----- Input

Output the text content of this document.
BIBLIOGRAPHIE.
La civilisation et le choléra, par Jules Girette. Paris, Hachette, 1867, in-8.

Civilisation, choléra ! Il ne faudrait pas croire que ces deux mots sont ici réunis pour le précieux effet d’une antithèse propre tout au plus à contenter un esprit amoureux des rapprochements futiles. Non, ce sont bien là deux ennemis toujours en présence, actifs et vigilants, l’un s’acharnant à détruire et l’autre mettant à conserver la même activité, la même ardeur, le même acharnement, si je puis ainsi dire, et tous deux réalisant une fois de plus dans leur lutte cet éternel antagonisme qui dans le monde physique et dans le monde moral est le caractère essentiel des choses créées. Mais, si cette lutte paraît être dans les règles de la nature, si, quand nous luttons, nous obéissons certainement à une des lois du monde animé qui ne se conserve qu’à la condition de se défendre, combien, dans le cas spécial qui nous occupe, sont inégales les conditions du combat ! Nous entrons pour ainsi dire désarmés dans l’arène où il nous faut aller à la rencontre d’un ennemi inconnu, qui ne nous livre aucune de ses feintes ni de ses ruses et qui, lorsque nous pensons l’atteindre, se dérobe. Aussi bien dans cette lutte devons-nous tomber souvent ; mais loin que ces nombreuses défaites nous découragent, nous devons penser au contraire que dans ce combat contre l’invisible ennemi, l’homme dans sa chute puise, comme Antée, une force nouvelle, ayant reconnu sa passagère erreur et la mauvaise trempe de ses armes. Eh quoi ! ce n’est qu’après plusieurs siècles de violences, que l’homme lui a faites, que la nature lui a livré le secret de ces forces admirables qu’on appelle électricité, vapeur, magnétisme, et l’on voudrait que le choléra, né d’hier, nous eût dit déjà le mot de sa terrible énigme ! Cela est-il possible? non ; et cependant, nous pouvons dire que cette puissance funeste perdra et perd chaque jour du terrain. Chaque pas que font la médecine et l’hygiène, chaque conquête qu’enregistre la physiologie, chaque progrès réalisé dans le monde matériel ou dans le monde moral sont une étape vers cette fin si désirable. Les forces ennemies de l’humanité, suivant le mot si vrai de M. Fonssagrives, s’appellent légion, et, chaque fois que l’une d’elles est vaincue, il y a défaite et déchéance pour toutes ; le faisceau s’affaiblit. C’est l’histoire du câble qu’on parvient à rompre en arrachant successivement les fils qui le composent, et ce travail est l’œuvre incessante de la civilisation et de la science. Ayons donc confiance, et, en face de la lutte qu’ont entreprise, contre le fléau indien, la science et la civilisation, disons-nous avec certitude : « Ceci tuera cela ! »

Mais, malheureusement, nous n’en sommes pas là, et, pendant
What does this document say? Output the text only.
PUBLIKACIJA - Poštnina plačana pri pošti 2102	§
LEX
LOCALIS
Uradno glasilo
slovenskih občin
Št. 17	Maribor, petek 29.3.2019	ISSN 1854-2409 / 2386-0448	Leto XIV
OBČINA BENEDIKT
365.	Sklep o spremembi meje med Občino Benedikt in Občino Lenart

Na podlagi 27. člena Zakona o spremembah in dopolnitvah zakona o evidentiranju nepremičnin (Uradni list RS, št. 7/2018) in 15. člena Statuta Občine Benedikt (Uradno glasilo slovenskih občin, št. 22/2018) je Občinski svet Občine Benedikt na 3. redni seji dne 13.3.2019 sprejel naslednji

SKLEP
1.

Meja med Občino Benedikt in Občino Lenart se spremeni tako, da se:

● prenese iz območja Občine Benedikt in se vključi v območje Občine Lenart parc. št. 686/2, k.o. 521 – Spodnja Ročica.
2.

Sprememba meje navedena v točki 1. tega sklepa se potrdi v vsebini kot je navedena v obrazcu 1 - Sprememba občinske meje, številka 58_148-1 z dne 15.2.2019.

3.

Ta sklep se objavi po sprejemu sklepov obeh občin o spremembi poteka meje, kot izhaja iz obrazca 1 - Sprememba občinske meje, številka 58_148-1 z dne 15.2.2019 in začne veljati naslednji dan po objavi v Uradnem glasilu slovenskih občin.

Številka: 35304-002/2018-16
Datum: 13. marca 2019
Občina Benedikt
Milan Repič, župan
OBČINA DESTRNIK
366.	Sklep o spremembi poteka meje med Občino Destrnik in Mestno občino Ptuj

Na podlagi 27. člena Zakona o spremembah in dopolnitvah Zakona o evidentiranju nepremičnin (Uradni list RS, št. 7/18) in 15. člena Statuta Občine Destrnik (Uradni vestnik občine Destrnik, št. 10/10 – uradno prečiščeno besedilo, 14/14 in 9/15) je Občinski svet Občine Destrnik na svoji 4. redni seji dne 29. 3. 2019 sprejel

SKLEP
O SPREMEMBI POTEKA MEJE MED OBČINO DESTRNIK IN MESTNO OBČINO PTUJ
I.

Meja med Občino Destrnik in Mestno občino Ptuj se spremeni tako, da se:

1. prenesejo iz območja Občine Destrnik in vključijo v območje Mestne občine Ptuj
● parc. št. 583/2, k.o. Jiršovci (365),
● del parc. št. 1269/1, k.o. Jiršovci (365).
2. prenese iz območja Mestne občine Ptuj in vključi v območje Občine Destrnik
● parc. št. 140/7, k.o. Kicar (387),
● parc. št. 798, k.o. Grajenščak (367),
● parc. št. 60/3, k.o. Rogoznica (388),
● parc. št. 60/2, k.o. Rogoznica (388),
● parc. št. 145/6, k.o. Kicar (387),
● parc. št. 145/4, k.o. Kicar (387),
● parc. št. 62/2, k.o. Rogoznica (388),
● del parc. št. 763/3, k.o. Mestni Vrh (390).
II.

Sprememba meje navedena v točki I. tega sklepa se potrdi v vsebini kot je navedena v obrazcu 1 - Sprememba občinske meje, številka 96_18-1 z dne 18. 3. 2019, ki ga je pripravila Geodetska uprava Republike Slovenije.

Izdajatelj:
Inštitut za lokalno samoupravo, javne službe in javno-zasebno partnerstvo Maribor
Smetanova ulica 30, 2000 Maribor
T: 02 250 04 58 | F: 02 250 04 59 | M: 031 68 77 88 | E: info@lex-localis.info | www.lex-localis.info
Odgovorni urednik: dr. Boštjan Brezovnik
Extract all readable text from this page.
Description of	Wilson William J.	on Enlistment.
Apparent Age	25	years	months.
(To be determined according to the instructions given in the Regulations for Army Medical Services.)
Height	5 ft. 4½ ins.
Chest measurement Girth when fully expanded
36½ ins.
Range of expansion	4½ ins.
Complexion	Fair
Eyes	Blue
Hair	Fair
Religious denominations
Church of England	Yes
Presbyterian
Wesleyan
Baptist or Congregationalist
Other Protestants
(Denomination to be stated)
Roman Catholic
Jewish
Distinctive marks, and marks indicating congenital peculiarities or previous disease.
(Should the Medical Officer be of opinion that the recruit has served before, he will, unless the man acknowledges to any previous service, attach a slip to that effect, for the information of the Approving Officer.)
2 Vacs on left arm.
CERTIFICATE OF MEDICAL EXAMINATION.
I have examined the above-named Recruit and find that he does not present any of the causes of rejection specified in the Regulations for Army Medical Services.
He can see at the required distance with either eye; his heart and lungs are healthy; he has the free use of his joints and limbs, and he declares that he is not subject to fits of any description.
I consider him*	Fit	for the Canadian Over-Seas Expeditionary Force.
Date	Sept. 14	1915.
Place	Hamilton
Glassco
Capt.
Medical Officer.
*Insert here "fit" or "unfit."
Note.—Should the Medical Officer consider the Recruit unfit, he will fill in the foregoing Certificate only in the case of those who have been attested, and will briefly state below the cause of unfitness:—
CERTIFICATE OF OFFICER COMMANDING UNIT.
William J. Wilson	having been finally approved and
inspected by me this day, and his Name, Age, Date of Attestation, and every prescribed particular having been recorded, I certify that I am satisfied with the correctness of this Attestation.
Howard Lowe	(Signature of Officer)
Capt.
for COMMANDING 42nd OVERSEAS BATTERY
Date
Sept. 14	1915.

----------

◆ What is expected
List every line above that holds the word "naslednji".

◆ Task result
Na podlagi 27. člena Zakona o spremembah in dopolnitvah zakona o evidentiranju nepremičnin (Uradni list RS, št. 7/2018) in 15. člena Statuta Občine Benedikt (Uradno glasilo slovenskih občin, št. 22/2018) je Občinski svet Občine Benedikt na 3. redni seji dne 13.3.2019 sprejel naslednji
Ta sklep se objavi po sprejemu sklepov obeh občin o spremembi poteka meje, kot izhaja iz obrazca 1 - Sprememba občinske meje, številka 58_148-1 z dne 15.2.2019 in začne veljati naslednji dan po objavi v Uradnem glasilu slovenskih občin.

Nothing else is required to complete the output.